▶ **Problem description**: Locate the lines of the listing below that hold "this", then copy each of them.

— START Provided material —

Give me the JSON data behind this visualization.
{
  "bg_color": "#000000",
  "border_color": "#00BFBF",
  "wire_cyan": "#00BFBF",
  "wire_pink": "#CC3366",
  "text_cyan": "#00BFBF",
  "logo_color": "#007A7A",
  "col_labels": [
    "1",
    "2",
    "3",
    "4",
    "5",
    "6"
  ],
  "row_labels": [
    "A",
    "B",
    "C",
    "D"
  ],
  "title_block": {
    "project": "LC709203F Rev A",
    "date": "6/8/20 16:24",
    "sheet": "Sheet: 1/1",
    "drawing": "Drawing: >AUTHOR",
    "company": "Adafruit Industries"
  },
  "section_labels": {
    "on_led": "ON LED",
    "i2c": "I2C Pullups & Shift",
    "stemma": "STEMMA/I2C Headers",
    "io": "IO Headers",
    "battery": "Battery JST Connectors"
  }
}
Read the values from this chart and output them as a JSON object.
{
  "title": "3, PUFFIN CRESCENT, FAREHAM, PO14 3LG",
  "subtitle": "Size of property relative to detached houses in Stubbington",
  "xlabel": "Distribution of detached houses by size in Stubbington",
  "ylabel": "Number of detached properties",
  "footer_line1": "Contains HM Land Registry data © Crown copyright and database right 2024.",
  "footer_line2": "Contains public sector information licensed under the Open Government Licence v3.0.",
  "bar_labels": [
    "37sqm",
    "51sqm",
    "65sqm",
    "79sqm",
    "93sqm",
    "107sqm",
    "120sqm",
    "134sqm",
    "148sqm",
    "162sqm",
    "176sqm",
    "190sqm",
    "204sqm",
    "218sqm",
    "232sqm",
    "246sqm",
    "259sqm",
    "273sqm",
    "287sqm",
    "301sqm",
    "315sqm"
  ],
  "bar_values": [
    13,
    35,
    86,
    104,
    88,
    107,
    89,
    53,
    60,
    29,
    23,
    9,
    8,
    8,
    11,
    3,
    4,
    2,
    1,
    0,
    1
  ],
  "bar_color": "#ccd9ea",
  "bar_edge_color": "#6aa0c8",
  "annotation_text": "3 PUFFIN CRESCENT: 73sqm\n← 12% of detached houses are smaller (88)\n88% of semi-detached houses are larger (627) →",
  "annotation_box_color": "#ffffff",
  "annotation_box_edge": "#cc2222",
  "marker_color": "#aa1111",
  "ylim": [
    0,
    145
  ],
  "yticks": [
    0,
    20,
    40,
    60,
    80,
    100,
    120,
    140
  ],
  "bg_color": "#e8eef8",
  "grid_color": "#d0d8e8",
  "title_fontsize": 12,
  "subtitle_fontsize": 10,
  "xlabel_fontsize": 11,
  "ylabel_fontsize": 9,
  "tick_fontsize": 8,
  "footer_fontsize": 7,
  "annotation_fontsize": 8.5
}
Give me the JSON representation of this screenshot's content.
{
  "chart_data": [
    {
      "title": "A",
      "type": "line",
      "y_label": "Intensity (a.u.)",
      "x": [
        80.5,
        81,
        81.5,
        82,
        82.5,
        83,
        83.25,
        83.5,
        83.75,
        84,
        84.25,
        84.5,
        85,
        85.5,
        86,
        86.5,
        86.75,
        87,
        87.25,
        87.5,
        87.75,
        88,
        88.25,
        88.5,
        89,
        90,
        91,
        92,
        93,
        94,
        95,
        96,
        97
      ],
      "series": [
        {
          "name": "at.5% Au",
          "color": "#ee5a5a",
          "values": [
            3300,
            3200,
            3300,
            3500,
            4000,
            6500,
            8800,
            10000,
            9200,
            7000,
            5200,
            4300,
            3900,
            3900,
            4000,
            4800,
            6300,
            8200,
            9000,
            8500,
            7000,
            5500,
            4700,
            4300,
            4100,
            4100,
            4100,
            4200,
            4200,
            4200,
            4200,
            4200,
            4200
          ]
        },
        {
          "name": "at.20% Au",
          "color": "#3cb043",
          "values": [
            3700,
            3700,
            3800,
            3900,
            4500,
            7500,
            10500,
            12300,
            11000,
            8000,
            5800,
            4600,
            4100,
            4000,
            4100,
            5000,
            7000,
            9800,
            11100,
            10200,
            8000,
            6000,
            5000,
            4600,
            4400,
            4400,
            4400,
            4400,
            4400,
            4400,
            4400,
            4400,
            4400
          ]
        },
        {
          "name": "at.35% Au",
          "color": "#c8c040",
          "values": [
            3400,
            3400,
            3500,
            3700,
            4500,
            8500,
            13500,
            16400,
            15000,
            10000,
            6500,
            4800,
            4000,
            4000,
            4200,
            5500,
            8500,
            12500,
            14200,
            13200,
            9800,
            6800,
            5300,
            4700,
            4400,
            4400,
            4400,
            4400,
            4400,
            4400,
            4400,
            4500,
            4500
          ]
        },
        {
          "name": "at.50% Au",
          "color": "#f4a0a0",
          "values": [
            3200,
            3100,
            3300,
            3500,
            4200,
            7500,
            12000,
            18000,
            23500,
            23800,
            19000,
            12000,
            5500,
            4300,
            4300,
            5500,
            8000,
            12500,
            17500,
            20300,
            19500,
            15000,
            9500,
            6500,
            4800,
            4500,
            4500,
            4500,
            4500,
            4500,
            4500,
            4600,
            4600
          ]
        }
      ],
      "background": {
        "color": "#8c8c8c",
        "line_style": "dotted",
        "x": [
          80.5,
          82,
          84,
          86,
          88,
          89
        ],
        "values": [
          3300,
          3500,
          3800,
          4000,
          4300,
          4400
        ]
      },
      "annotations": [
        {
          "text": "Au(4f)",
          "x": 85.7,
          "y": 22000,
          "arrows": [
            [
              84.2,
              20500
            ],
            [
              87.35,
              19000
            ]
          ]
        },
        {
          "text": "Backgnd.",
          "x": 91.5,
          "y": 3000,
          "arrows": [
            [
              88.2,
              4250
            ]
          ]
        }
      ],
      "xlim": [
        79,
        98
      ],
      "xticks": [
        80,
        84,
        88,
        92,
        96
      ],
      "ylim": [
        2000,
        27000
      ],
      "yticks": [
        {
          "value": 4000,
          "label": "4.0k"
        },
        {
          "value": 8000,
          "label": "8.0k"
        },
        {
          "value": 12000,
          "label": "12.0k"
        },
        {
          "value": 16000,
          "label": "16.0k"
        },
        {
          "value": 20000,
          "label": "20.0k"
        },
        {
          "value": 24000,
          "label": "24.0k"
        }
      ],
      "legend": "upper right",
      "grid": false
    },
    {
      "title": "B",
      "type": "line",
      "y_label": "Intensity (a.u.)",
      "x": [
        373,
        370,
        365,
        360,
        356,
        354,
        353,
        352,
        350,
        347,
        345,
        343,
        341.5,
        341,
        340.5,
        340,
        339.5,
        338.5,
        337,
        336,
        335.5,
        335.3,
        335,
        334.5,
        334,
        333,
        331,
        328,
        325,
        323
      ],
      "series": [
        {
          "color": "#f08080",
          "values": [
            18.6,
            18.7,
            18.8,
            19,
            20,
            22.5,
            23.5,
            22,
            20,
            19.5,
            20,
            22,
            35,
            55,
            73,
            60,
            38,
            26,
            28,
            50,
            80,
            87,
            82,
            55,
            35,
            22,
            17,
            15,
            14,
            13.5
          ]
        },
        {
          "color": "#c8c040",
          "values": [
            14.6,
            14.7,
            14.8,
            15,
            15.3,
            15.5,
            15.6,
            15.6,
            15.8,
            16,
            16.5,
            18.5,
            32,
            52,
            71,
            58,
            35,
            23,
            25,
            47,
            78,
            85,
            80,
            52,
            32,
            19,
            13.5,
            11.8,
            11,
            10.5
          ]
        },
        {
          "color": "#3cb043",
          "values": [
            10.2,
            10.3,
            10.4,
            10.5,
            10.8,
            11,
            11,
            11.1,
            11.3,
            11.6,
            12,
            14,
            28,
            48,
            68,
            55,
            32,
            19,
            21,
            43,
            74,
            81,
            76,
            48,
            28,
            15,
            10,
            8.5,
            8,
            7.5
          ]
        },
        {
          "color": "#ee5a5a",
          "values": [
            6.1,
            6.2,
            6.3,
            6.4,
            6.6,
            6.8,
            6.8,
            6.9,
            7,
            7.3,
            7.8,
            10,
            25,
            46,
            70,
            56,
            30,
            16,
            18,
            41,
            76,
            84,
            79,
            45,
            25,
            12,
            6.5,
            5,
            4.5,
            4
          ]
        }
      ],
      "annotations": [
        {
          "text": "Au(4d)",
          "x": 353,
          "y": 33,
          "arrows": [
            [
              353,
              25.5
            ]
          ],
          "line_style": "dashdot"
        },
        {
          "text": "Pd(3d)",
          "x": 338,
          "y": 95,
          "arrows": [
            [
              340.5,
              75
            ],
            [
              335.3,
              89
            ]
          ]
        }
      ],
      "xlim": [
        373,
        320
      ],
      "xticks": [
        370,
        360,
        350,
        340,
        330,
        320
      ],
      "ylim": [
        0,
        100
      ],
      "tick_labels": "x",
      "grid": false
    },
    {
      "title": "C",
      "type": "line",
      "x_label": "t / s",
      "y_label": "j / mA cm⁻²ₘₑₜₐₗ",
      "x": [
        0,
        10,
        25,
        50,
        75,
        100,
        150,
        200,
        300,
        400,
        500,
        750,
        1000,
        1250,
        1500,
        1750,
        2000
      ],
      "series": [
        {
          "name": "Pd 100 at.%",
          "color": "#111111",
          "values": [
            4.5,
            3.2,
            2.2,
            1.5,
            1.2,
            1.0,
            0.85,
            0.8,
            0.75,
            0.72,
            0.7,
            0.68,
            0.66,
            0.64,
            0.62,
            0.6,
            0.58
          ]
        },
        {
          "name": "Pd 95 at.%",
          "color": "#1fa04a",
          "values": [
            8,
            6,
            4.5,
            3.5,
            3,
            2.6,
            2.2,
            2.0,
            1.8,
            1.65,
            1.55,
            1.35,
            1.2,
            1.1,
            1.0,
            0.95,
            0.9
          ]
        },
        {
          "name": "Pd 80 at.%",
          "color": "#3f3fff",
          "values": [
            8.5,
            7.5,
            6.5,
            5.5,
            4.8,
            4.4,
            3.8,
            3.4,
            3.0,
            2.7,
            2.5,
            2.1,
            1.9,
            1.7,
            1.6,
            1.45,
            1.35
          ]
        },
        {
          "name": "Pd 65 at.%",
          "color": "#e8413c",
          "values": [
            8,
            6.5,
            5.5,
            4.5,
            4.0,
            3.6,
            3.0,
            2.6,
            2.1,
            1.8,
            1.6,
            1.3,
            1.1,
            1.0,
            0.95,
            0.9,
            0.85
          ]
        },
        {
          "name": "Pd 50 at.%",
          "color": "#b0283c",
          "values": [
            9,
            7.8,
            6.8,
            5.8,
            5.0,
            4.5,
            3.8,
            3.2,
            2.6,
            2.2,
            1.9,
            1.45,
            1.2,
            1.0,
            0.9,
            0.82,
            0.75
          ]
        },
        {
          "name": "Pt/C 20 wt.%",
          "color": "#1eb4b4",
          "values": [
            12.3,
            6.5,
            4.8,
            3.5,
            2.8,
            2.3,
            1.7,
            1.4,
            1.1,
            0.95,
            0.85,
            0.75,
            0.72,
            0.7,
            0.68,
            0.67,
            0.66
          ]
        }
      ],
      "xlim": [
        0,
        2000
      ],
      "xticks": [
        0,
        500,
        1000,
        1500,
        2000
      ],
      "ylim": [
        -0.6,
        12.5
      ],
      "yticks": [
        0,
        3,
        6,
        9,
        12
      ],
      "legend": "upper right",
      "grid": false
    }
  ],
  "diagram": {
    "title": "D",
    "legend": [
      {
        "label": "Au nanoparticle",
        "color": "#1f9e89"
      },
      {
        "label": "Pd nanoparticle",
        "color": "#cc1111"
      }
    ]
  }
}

— END Provided material —

▶ **Answer to the task**:
Give me the JSON data behind this visualization.
Read the values from this chart and output them as a JSON object.
Give me the JSON representation of this screenshot's content.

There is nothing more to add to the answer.